+++ DATA RECORDS +++

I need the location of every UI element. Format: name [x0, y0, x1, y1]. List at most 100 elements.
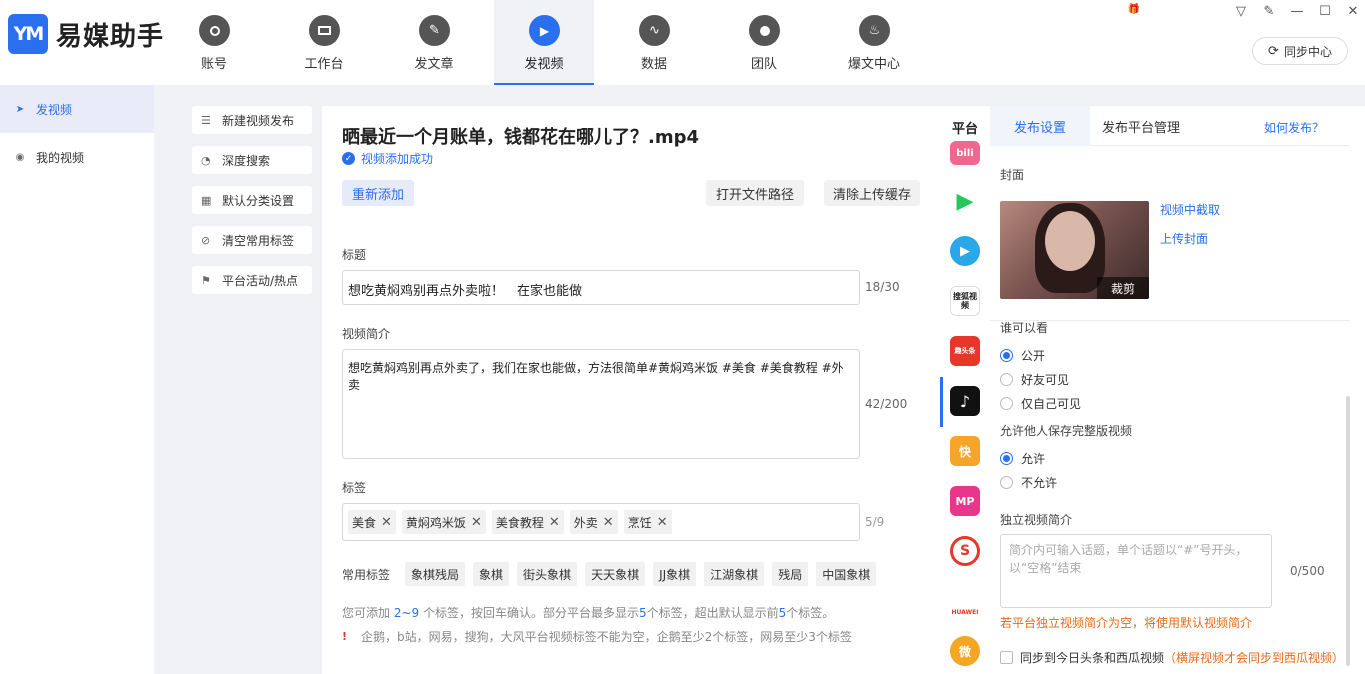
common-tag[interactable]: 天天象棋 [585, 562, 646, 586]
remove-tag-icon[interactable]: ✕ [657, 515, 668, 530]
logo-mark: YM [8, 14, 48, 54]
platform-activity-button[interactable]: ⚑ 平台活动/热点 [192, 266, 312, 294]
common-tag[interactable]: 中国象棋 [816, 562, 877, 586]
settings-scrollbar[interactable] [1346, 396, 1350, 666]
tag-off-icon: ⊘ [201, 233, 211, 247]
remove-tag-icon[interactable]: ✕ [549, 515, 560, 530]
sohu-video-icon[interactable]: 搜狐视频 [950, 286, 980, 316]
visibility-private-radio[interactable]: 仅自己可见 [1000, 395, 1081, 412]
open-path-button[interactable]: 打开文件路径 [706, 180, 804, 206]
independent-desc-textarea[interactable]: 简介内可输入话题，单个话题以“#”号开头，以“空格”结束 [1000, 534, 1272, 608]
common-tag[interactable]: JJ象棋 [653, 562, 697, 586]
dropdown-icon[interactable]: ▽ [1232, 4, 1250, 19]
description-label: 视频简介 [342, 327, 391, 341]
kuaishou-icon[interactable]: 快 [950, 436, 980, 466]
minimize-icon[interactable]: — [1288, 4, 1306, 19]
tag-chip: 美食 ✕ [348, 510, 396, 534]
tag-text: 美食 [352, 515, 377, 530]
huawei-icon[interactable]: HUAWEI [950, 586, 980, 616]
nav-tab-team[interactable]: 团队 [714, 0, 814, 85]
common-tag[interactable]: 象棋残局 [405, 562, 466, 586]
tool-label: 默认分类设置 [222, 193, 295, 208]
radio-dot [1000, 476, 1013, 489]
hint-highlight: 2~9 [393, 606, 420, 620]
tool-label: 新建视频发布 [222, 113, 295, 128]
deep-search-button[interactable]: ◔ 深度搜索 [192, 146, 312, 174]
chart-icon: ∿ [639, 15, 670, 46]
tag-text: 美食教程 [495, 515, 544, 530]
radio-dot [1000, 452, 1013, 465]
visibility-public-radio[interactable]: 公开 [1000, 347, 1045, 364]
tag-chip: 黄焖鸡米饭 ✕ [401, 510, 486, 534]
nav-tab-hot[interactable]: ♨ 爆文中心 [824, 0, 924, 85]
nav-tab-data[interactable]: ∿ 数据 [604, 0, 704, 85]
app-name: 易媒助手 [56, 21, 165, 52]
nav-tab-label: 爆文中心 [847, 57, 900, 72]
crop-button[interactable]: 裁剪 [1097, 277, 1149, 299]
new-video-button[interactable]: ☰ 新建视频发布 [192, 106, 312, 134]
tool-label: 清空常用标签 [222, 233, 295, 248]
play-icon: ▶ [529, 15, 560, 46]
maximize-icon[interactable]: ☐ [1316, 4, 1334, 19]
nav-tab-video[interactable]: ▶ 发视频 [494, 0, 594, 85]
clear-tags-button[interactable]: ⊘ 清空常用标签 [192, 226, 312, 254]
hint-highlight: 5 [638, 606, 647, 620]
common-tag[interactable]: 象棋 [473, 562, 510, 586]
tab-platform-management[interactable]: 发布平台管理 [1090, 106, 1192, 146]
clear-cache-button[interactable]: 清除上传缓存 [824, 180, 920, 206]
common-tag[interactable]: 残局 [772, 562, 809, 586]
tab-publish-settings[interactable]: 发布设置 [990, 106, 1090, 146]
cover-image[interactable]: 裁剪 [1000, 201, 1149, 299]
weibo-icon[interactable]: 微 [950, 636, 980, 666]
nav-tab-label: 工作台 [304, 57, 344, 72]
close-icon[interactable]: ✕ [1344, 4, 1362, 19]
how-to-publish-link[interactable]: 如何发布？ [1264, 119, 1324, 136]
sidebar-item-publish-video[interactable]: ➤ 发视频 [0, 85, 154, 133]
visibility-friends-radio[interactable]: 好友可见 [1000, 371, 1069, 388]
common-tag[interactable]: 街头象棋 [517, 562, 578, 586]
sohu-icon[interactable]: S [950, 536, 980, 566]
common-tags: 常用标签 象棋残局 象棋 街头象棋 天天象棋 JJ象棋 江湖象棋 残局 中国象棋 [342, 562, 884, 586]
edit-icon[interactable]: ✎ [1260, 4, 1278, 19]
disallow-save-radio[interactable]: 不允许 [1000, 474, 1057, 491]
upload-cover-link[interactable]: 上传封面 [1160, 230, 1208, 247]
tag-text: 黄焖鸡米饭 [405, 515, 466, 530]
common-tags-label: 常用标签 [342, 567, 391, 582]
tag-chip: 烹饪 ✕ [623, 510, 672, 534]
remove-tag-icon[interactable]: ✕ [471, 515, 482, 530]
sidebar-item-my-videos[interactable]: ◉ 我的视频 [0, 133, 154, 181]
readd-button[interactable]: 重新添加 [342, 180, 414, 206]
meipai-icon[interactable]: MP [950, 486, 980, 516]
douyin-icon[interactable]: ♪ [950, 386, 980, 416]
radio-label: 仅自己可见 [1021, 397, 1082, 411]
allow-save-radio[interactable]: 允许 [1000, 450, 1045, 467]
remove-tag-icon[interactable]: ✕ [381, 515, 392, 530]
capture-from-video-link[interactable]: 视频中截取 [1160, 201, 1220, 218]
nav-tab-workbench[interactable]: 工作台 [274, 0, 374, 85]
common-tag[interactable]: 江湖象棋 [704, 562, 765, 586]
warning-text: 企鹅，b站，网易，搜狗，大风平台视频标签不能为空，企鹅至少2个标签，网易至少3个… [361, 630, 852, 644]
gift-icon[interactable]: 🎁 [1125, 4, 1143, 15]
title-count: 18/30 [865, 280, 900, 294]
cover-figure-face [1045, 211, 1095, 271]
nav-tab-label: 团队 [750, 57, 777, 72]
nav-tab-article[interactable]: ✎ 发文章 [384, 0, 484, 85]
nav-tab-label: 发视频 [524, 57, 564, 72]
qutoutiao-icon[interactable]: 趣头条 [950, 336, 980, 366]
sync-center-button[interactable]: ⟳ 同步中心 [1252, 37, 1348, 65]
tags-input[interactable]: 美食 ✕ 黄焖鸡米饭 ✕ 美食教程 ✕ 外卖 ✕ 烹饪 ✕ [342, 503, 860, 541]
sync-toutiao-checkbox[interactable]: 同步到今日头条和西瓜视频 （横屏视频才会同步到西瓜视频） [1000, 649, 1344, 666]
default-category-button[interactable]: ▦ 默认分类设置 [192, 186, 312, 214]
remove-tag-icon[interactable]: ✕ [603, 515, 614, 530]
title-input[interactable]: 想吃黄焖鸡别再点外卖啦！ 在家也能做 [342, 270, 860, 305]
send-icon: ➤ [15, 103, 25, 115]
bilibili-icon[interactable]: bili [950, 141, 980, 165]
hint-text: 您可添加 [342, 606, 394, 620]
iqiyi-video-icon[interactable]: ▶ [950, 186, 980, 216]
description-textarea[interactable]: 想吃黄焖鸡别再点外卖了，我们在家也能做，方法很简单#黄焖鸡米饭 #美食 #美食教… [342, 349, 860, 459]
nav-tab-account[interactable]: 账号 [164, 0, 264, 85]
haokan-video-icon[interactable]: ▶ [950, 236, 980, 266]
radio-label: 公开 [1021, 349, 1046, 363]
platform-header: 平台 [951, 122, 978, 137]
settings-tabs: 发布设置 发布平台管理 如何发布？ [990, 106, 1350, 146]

+++

# EXERCISE AIM:
Reproduce every row above verbatim, omitting the pictures.

# EXERCISE SOLUTION:
I need the location of every UI element. Format: name [x0, y0, x1, y1]. List at most 100 elements.
common-tag[interactable]: 天天象棋 [585, 562, 646, 586]
remove-tag-icon[interactable]: ✕ [657, 515, 668, 530]
logo-mark: YM [8, 14, 48, 54]
platform-activity-button[interactable]: ⚑ 平台活动/热点 [192, 266, 312, 294]
common-tag[interactable]: 中国象棋 [816, 562, 877, 586]
settings-scrollbar[interactable] [1346, 396, 1350, 666]
tag-off-icon: ⊘ [201, 233, 211, 247]
remove-tag-icon[interactable]: ✕ [549, 515, 560, 530]
sohu-video-icon[interactable]: 搜狐视频 [950, 286, 980, 316]
visibility-private-radio[interactable]: 仅自己可见 [1000, 395, 1081, 412]
open-path-button[interactable]: 打开文件路径 [706, 180, 804, 206]
independent-desc-textarea[interactable]: 简介内可输入话题，单个话题以“#”号开头，以“空格”结束 [1000, 534, 1272, 608]
common-tag[interactable]: JJ象棋 [653, 562, 697, 586]
dropdown-icon[interactable]: ▽ [1232, 4, 1250, 19]
description-label: 视频简介 [342, 327, 391, 341]
kuaishou-icon[interactable]: 快 [950, 436, 980, 466]
minimize-icon[interactable]: — [1288, 4, 1306, 19]
tag-chip: 美食 ✕ [348, 510, 396, 534]
tag-text: 美食 [352, 515, 377, 530]
huawei-icon[interactable]: HUAWEI [950, 586, 980, 616]
nav-tab-team[interactable]: 团队 [714, 0, 814, 85]
common-tag[interactable]: 象棋残局 [405, 562, 466, 586]
tool-label: 默认分类设置 [222, 193, 295, 208]
radio-dot [1000, 476, 1013, 489]
hint-highlight: 2~9 [393, 606, 420, 620]
tool-label: 新建视频发布 [222, 113, 295, 128]
deep-search-button[interactable]: ◔ 深度搜索 [192, 146, 312, 174]
chart-icon: ∿ [639, 15, 670, 46]
tag-text: 美食教程 [495, 515, 544, 530]
radio-dot [1000, 452, 1013, 465]
visibility-public-radio[interactable]: 公开 [1000, 347, 1045, 364]
tag-chip: 黄焖鸡米饭 ✕ [401, 510, 486, 534]
nav-tab-hot[interactable]: ♨ 爆文中心 [824, 0, 924, 85]
nav-tab-data[interactable]: ∿ 数据 [604, 0, 704, 85]
app-name: 易媒助手 [56, 21, 165, 52]
nav-tab-label: 爆文中心 [847, 57, 900, 72]
crop-button[interactable]: 裁剪 [1097, 277, 1149, 299]
new-video-button[interactable]: ☰ 新建视频发布 [192, 106, 312, 134]
tool-label: 清空常用标签 [222, 233, 295, 248]
play-icon: ▶ [529, 15, 560, 46]
maximize-icon[interactable]: ☐ [1316, 4, 1334, 19]
nav-tab-video[interactable]: ▶ 发视频 [494, 0, 594, 85]
clear-tags-button[interactable]: ⊘ 清空常用标签 [192, 226, 312, 254]
hint-highlight: 5 [638, 606, 647, 620]
common-tag[interactable]: 象棋 [473, 562, 510, 586]
tab-platform-management[interactable]: 发布平台管理 [1090, 106, 1192, 146]
clear-cache-button[interactable]: 清除上传缓存 [824, 180, 920, 206]
common-tag[interactable]: 残局 [772, 562, 809, 586]
tab-publish-settings[interactable]: 发布设置 [990, 106, 1090, 146]
cover-image[interactable]: 裁剪 [1000, 201, 1149, 299]
weibo-icon[interactable]: 微 [950, 636, 980, 666]
nav-tab-label: 工作台 [304, 57, 344, 72]
close-icon[interactable]: ✕ [1344, 4, 1362, 19]
how-to-publish-link[interactable]: 如何发布？ [1264, 119, 1324, 136]
sidebar-item-publish-video[interactable]: ➤ 发视频 [0, 85, 154, 133]
visibility-friends-radio[interactable]: 好友可见 [1000, 371, 1069, 388]
common-tag[interactable]: 街头象棋 [517, 562, 578, 586]
sohu-icon[interactable]: S [950, 536, 980, 566]
common-tags: 常用标签 象棋残局 象棋 街头象棋 天天象棋 JJ象棋 江湖象棋 残局 中国象棋 [342, 562, 884, 586]
edit-icon[interactable]: ✎ [1260, 4, 1278, 19]
disallow-save-radio[interactable]: 不允许 [1000, 474, 1057, 491]
upload-cover-link[interactable]: 上传封面 [1160, 230, 1208, 247]
tag-text: 黄焖鸡米饭 [405, 515, 466, 530]
common-tags-label: 常用标签 [342, 567, 391, 582]
tag-chip: 烹饪 ✕ [623, 510, 672, 534]
remove-tag-icon[interactable]: ✕ [471, 515, 482, 530]
sidebar-item-my-videos[interactable]: ◉ 我的视频 [0, 133, 154, 181]
readd-button[interactable]: 重新添加 [342, 180, 414, 206]
meipai-icon[interactable]: MP [950, 486, 980, 516]
douyin-icon[interactable]: ♪ [950, 386, 980, 416]
radio-label: 仅自己可见 [1021, 397, 1082, 411]
allow-save-radio[interactable]: 允许 [1000, 450, 1045, 467]
remove-tag-icon[interactable]: ✕ [381, 515, 392, 530]
capture-from-video-link[interactable]: 视频中截取 [1160, 201, 1220, 218]
nav-tab-workbench[interactable]: 工作台 [274, 0, 374, 85]
common-tag[interactable]: 江湖象棋 [704, 562, 765, 586]
warning-text: 企鹅，b站，网易，搜狗，大风平台视频标签不能为空，企鹅至少2个标签，网易至少3个… [361, 630, 852, 644]
gift-icon[interactable]: 🎁 [1125, 4, 1143, 15]
title-count: 18/30 [865, 280, 900, 294]
cover-figure-face [1045, 211, 1095, 271]
nav-tab-label: 团队 [750, 57, 777, 72]
nav-tab-article[interactable]: ✎ 发文章 [384, 0, 484, 85]
nav-tab-label: 发视频 [524, 57, 564, 72]
qutoutiao-icon[interactable]: 趣头条 [950, 336, 980, 366]
sync-center-button[interactable]: ⟳ 同步中心 [1252, 37, 1348, 65]
tags-input[interactable]: 美食 ✕ 黄焖鸡米饭 ✕ 美食教程 ✕ 外卖 ✕ 烹饪 ✕ [342, 503, 860, 541]
sync-toutiao-checkbox[interactable]: 同步到今日头条和西瓜视频 （横屏视频才会同步到西瓜视频） [1000, 649, 1344, 666]
default-category-button[interactable]: ▦ 默认分类设置 [192, 186, 312, 214]
remove-tag-icon[interactable]: ✕ [603, 515, 614, 530]
title-input[interactable]: 想吃黄焖鸡别再点外卖啦！ 在家也能做 [342, 270, 860, 305]
send-icon: ➤ [15, 103, 25, 115]
bilibili-icon[interactable]: bili [950, 141, 980, 165]
hint-text: 您可添加 [342, 606, 394, 620]
iqiyi-video-icon[interactable]: ▶ [950, 186, 980, 216]
description-textarea[interactable]: 想吃黄焖鸡别再点外卖了，我们在家也能做，方法很简单#黄焖鸡米饭 #美食 #美食教… [342, 349, 860, 459]
nav-tab-account[interactable]: 账号 [164, 0, 264, 85]
haokan-video-icon[interactable]: ▶ [950, 236, 980, 266]
radio-label: 公开 [1021, 349, 1046, 363]
platform-header: 平台 [951, 122, 978, 137]
settings-tabs: 发布设置 发布平台管理 如何发布？ [990, 106, 1350, 146]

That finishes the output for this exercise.